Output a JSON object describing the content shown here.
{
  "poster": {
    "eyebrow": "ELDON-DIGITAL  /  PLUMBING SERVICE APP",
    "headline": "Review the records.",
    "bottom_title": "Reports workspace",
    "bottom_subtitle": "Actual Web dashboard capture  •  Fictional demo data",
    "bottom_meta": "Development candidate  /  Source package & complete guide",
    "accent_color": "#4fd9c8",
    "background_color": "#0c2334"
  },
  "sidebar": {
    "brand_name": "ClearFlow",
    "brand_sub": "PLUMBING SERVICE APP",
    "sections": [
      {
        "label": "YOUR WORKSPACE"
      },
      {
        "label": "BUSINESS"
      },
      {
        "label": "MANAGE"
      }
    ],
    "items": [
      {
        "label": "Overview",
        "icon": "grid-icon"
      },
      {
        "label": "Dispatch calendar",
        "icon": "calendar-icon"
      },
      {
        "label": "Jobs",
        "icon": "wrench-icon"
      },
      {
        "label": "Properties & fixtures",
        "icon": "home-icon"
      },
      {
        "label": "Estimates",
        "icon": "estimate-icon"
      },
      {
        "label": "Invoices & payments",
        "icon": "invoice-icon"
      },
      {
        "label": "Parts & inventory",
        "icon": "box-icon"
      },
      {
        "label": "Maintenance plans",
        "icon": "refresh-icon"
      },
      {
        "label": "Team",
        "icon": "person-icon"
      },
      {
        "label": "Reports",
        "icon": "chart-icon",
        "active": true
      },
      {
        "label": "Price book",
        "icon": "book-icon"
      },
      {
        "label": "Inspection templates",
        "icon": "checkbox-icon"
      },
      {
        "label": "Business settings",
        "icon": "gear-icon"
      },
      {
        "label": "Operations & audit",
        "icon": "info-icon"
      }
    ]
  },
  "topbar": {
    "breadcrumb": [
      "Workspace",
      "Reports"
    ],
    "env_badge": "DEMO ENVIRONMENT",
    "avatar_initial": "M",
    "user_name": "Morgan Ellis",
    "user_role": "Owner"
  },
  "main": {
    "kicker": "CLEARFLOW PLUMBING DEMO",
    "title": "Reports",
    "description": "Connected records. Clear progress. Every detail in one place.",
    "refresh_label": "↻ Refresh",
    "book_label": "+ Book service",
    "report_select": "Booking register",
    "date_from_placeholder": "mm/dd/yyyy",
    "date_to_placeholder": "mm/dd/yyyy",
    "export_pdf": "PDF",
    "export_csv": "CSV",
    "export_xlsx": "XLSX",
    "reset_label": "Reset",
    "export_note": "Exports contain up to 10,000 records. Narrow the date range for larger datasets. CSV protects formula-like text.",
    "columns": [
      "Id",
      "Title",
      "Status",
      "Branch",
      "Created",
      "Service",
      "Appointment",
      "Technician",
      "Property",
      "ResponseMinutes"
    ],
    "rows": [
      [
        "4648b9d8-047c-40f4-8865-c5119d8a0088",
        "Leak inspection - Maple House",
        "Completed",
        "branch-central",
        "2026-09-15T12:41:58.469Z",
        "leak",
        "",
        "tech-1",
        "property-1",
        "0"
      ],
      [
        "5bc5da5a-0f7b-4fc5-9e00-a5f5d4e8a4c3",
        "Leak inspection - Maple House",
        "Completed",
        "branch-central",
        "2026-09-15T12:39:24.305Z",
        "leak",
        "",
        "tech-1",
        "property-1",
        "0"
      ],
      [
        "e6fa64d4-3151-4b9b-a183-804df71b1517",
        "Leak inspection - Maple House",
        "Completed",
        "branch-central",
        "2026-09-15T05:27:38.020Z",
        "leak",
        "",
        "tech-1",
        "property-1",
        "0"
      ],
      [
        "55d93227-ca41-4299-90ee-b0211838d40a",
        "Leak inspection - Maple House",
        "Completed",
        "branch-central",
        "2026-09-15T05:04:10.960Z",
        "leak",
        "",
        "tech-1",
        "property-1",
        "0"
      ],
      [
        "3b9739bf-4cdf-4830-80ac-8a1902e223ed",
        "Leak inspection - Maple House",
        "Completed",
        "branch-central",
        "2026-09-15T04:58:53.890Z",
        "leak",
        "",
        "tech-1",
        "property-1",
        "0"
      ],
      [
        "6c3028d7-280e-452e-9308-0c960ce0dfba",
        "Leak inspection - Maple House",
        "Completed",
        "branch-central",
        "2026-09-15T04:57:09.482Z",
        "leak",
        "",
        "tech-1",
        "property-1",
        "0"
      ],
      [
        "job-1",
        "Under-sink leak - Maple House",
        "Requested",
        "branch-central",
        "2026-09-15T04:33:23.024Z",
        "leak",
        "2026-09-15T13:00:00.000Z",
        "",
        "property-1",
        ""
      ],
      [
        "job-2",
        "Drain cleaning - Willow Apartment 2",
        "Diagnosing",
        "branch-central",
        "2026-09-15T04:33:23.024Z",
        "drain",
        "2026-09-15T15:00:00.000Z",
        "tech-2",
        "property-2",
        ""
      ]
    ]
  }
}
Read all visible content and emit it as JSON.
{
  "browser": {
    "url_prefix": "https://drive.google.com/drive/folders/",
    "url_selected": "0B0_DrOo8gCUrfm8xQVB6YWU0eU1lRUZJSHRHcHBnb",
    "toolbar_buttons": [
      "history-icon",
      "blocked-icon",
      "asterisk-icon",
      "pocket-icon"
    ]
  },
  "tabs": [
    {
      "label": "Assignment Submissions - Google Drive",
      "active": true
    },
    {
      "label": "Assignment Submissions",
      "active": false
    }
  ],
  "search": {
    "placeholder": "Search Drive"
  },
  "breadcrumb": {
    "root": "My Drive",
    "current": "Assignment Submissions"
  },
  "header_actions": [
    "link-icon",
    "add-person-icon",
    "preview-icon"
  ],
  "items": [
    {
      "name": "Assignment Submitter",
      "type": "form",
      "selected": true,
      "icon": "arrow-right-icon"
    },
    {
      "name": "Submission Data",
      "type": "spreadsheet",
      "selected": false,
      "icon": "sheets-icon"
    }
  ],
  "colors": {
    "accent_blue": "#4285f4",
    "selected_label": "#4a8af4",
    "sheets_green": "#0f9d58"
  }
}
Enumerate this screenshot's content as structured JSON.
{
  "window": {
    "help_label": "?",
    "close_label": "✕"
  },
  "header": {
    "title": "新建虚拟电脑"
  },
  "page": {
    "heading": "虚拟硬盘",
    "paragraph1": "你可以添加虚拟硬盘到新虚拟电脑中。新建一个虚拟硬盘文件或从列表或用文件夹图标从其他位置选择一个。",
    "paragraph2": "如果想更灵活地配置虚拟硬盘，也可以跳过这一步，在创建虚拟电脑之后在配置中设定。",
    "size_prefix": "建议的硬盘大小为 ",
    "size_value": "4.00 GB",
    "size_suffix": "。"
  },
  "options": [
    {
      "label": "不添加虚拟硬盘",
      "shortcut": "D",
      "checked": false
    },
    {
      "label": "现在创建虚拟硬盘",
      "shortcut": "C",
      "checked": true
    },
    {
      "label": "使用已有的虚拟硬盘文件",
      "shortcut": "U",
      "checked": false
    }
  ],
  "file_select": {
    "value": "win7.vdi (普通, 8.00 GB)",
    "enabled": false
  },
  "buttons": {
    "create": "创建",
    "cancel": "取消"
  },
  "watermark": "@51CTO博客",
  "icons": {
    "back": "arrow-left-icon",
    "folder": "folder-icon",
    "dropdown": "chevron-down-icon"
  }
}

**Exercise goal**
Within the listing above, copy each line that has the string "yyyy".

**Solved problem**
    "date_from_placeholder": "mm/dd/yyyy",
    "date_to_placeholder": "mm/dd/yyyy",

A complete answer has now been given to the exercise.